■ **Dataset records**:

_ _ _ _ _

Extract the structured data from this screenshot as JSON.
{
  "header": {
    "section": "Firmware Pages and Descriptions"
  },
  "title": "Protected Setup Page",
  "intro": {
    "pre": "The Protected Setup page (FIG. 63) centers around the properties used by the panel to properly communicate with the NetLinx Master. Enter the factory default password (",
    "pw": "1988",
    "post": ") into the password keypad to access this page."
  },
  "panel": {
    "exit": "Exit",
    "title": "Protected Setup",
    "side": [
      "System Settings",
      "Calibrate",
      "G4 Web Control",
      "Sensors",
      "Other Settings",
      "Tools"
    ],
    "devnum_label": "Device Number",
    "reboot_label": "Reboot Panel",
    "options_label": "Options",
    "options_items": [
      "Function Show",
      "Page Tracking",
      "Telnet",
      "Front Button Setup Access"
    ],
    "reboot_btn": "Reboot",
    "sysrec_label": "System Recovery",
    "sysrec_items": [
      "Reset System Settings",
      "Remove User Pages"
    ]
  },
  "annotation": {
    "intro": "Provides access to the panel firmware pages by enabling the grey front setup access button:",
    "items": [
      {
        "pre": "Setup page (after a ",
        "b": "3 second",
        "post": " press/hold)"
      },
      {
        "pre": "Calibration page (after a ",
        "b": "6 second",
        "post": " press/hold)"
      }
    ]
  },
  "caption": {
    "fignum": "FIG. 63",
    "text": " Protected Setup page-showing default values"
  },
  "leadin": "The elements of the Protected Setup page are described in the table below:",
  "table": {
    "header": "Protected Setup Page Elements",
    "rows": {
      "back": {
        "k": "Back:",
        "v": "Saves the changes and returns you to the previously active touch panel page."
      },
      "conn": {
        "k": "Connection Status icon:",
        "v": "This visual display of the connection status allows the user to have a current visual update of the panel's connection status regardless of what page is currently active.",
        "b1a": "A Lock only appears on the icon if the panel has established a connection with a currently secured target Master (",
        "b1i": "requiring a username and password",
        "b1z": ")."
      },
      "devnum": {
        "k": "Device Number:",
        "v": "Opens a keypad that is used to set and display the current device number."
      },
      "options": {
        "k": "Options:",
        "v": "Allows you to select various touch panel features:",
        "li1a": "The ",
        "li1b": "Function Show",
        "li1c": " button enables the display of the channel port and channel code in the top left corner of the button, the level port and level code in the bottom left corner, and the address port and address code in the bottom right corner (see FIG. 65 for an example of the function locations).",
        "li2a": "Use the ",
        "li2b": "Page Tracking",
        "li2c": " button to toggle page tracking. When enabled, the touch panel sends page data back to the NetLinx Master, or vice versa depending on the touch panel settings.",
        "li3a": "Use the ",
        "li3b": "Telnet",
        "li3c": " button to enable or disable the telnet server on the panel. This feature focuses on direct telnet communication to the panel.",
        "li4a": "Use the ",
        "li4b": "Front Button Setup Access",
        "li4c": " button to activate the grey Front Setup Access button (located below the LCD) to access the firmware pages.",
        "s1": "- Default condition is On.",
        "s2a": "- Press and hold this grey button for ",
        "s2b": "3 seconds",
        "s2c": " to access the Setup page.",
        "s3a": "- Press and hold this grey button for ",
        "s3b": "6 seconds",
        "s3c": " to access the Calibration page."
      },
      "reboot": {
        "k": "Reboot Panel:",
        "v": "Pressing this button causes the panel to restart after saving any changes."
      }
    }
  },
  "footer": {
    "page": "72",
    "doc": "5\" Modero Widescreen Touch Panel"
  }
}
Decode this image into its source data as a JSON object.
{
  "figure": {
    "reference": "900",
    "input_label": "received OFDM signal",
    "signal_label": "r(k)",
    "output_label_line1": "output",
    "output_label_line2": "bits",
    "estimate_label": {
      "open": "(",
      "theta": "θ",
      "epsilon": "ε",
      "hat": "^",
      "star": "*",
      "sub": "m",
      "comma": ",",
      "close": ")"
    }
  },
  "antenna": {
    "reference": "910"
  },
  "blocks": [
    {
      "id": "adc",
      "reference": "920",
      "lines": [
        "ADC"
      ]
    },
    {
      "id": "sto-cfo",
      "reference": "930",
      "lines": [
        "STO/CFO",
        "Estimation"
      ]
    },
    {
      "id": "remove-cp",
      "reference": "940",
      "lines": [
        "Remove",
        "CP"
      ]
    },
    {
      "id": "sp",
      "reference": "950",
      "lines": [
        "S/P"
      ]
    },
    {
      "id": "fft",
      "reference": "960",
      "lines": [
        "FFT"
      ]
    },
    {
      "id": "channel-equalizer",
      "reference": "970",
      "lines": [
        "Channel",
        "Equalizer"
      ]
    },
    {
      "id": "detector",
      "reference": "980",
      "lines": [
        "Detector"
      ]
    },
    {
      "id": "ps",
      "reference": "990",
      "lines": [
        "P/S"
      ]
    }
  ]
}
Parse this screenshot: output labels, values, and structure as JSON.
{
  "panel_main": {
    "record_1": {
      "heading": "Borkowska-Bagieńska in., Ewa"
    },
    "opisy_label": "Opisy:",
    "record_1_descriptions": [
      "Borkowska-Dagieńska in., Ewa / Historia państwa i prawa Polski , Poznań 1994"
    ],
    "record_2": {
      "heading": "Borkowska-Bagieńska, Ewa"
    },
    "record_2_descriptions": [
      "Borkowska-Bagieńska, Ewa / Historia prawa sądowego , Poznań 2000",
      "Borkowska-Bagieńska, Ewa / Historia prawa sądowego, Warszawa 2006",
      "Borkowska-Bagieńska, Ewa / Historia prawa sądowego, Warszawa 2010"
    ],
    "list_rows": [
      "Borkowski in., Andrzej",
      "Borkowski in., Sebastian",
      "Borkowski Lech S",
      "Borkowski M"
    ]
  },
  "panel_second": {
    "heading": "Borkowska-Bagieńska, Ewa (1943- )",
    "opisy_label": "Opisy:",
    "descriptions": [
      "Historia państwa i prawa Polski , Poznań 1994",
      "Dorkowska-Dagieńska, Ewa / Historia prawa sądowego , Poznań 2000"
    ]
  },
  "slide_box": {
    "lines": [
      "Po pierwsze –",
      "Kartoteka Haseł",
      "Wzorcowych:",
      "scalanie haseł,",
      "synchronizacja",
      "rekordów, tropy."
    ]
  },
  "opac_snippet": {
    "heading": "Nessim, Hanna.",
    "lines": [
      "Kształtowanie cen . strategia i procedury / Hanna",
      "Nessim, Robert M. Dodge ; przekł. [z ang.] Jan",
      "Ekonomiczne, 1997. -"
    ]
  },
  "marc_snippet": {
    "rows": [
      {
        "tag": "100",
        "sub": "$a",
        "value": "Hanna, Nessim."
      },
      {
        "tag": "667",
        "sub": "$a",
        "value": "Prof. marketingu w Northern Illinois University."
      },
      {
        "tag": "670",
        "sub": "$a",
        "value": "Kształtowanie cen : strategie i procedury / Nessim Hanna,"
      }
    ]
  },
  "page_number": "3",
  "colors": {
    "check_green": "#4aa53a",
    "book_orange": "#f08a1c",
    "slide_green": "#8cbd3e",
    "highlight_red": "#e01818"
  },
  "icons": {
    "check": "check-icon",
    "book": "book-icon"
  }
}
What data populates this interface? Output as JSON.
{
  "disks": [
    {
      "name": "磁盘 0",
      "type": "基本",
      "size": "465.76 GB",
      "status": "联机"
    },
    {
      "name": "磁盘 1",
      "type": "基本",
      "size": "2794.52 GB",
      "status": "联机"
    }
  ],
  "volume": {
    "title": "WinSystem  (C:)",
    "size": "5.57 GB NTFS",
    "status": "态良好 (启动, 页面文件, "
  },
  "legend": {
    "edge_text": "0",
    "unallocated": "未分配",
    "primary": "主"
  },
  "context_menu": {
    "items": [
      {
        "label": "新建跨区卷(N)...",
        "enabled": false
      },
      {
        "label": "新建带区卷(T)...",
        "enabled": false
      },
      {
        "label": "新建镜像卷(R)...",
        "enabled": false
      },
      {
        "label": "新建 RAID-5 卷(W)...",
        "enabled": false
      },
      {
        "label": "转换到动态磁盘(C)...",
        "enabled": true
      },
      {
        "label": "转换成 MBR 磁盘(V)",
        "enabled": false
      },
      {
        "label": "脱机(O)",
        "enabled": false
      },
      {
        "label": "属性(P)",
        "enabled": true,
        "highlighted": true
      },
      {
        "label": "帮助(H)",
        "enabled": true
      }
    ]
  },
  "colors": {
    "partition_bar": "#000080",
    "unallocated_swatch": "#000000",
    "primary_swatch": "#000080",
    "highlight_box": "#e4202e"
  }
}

_ _ _ _ _

Using the data above, copy each line that contains "currently".

■ **Response to the task**:
        "v": "This visual display of the connection status allows the user to have a current visual update of the panel's connection status regardless of what page is currently active.",
        "b1a": "A Lock only appears on the icon if the panel has established a connection with a currently secured target Master (",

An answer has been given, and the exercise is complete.